Exercise goal
Report the count of lines below in which the string "contre" occurs; include nothing else.

>>>>>

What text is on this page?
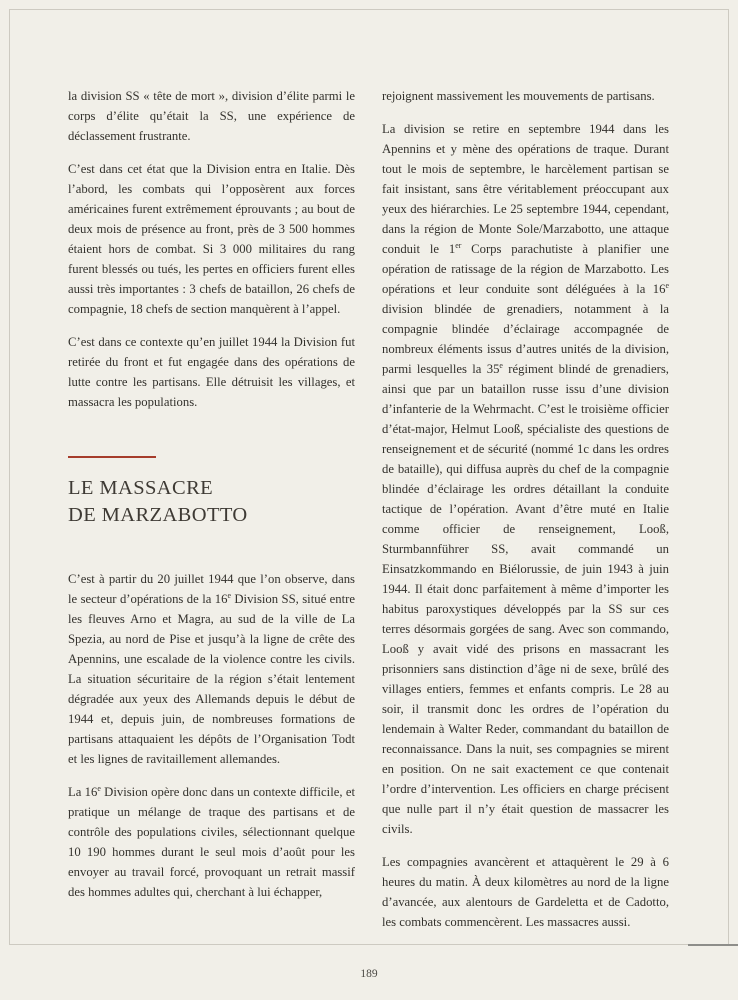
la division SS « tête de mort », division d’élite parmi le corps d’élite qu’était la SS, une expérience de déclassement frustrante.

C’est dans cet état que la Division entra en Italie. Dès l’abord, les combats qui l’opposèrent aux forces américaines furent extrêmement éprouvants ; au bout de deux mois de présence au front, près de 3 500 hommes étaient hors de combat. Si 3 000 militaires du rang furent blessés ou tués, les pertes en officiers furent elles aussi très importantes : 3 chefs de bataillon, 26 chefs de compagnie, 18 chefs de section manquèrent à l’appel.

C’est dans ce contexte qu’en juillet 1944 la Division fut retirée du front et fut engagée dans des opérations de lutte contre les partisans. Elle détruisit les villages, et massacra les populations.

LE MASSACRE
DE MARZABOTTO

C’est à partir du 20 juillet 1944 que l’on observe, dans le secteur d’opérations de la 16e Division SS, situé entre les fleuves Arno et Magra, au sud de la ville de La Spezia, au nord de Pise et jusqu’à la ligne de crête des Apennins, une escalade de la violence contre les civils. La situation sécuritaire de la région s’était lentement dégradée aux yeux des Allemands depuis le début de 1944 et, depuis juin, de nombreuses formations de partisans attaquaient les dépôts de l’Organisation Todt et les lignes de ravitaillement allemandes.

La 16e Division opère donc dans un contexte difficile, et pratique un mélange de traque des partisans et de contrôle des populations civiles, sélectionnant quelque 10 190 hommes durant le seul mois d’août pour les envoyer au travail forcé, provoquant un retrait massif des hommes adultes qui, cherchant à lui échapper,

rejoignent massivement les mouvements de partisans.

La division se retire en septembre 1944 dans les Apennins et y mène des opérations de traque. Durant tout le mois de septembre, le harcèlement partisan se fait insistant, sans être véritablement préoccupant aux yeux des hiérarchies. Le 25 septembre 1944, cependant, dans la région de Monte Sole/Marzabotto, une attaque conduit le 1er Corps parachutiste à planifier une opération de ratissage de la région de Marzabotto. Les opérations et leur conduite sont déléguées à la 16e division blindée de grenadiers, notamment à la compagnie blindée d’éclairage accompagnée de nombreux éléments issus d’autres unités de la division, parmi lesquelles la 35e régiment blindé de grenadiers, ainsi que par un bataillon russe issu d’une division d’infanterie de la Wehrmacht. C’est le troisième officier d’état-major, Helmut Looß, spécialiste des questions de renseignement et de sécurité (nommé 1c dans les ordres de bataille), qui diffusa auprès du chef de la compagnie blindée d’éclairage les ordres détaillant la conduite tactique de l’opération. Avant d’être muté en Italie comme officier de renseignement, Looß, Sturmbannführer SS, avait commandé un Einsatzkommando en Biélorussie, de juin 1943 à juin 1944. Il était donc parfaitement à même d’importer les habitus paroxystiques développés par la SS sur ces terres désormais gorgées de sang. Avec son commando, Looß y avait vidé des prisons en massacrant les prisonniers sans distinction d’âge ni de sexe, brûlé des villages entiers, femmes et enfants compris. Le 28 au soir, il transmit donc les ordres de l’opération du lendemain à Walter Reder, commandant du bataillon de reconnaissance. Dans la nuit, ses compagnies se mirent en position. On ne sait exactement ce que contenait l’ordre d’intervention. Les officiers en charge précisent que nulle part il n’y était question de massacrer les civils.

Les compagnies avancèrent et attaquèrent le 29 à 6 heures du matin. À deux kilomètres au nord de la ligne d’avancée, aux alentours de Gardeletta et de Cadotto, les combats commencèrent. Les massacres aussi.

189
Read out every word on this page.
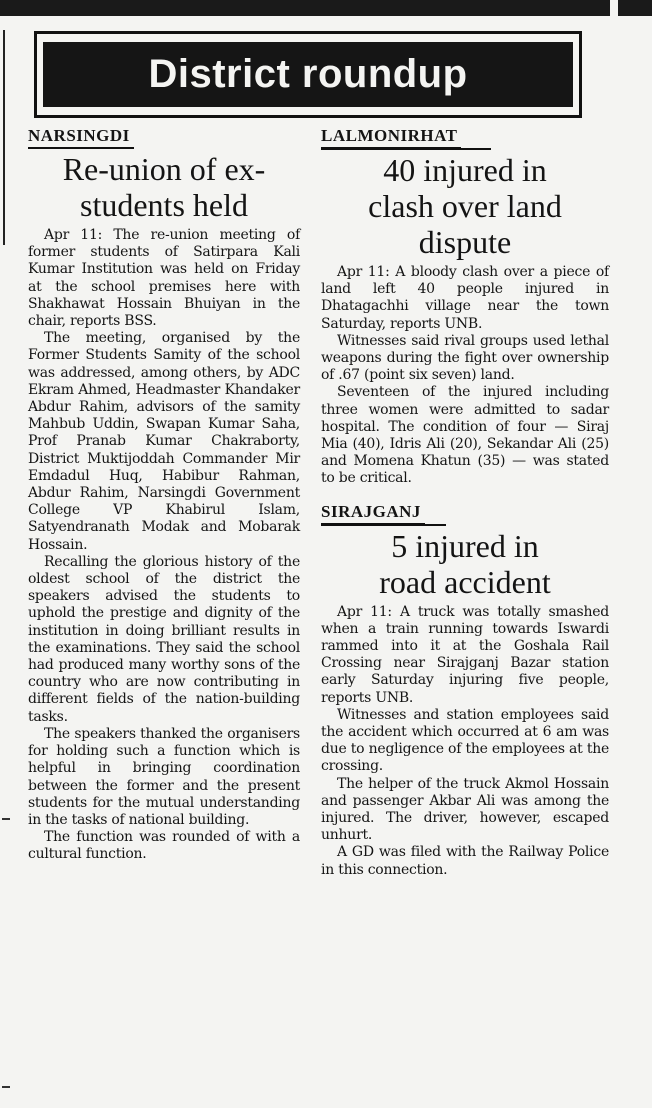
District roundup
NARSINGDI
Re-union of ex-students held

Apr 11: The re-union meeting of former students of Satirpara Kali Kumar Institution was held on Friday at the school premises here with Shakhawat Hossain Bhuiyan in the chair, reports BSS.

The meeting, organised by the Former Students Samity of the school was addressed, among others, by ADC Ekram Ahmed, Headmaster Khandaker Abdur Rahim, advisors of the samity Mahbub Uddin, Swapan Kumar Saha, Prof Pranab Kumar Chakraborty, District Muktijoddah Commander Mir Emdadul Huq, Habibur Rahman, Abdur Rahim, Narsingdi Government College VP Khabirul Islam, Satyendranath Modak and Mobarak Hossain.

Recalling the glorious history of the oldest school of the district the speakers advised the students to uphold the prestige and dignity of the institution in doing brilliant results in the examinations. They said the school had produced many worthy sons of the country who are now contributing in different fields of the nation-building tasks.

The speakers thanked the organisers for holding such a function which is helpful in bringing coordination between the former and the present students for the mutual understanding in the tasks of national building.

The function was rounded of with a cultural function.

LALMONIRHAT
40 injured in clash over land dispute

Apr 11: A bloody clash over a piece of land left 40 people injured in Dhatagachhi village near the town Saturday, reports UNB.

Witnesses said rival groups used lethal weapons during the fight over ownership of .67 (point six seven) land.

Seventeen of the injured including three women were admitted to sadar hospital. The condition of four — Siraj Mia (40), Idris Ali (20), Sekandar Ali (25) and Momena Khatun (35) — was stated to be critical.

SIRAJGANJ
5 injured in road accident

Apr 11: A truck was totally smashed when a train running towards Iswardi rammed into it at the Goshala Rail Crossing near Sirajganj Bazar station early Saturday injuring five people, reports UNB.

Witnesses and station employees said the accident which occurred at 6 am was due to negligence of the employees at the crossing.

The helper of the truck Akmol Hossain and passenger Akbar Ali was among the injured. The driver, however, escaped unhurt.

A GD was filed with the Railway Police in this connection.
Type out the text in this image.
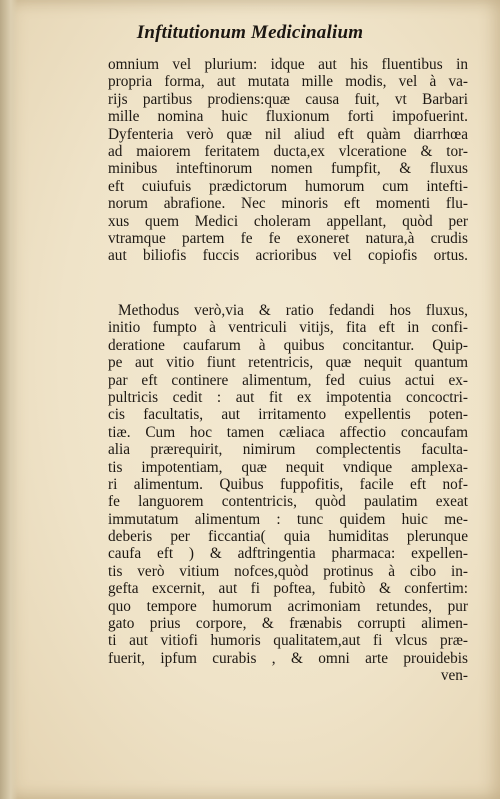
Inftitutionum Medicinalium
omnium vel plurium: idque aut his fluentibus in
propria forma, aut mutata mille modis, vel à va-
rijs partibus prodiens:quæ causa fuit, vt Barbari
mille nomina huic fluxionum forti impofuerint.
Dyfenteria verò quæ nil aliud eft quàm diarrhœa
ad maiorem feritatem ducta,ex vlceratione & tor-
minibus inteftinorum nomen fumpfit, & fluxus
eft cuiufuis prædictorum humorum cum intefti-
norum abrafione. Nec minoris eft momenti flu-
xus quem Medici choleram appellant, quòd per
vtramque partem fe fe exoneret natura,à crudis
aut biliofis fuccis acrioribus vel copiofis ortus.
Methodus verò,via & ratio fedandi hos fluxus,
initio fumpto à ventriculi vitijs, fita eft in confi-
deratione caufarum à quibus concitantur. Quip-
pe aut vitio fiunt retentricis, quæ nequit quantum
par eft continere alimentum, fed cuius actui ex-
pultricis cedit : aut fit ex impotentia concoctri-
cis facultatis, aut irritamento expellentis poten-
tiæ. Cum hoc tamen cæliaca affectio concaufam
alia prærequirit, nimirum complectentis faculta-
tis impotentiam, quæ nequit vndique amplexa-
ri alimentum. Quibus fuppofitis, facile eft nof-
fe languorem contentricis, quòd paulatim exeat
immutatum alimentum : tunc quidem huic me-
deberis per ficcantia( quia humiditas plerunque
caufa eft ) & adftringentia pharmaca: expellen-
tis verò vitium nofces,quòd protinus à cibo in-
gefta excernit, aut fi poftea, fubitò & confertim:
quo tempore humorum acrimoniam retundes, pur
gato prius corpore, & frænabis corrupti alimen-
ti aut vitiofi humoris qualitatem,aut fi vlcus præ-
fuerit, ipfum curabis , & omni arte prouidebis
ven-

<<<<<

Expected answer
2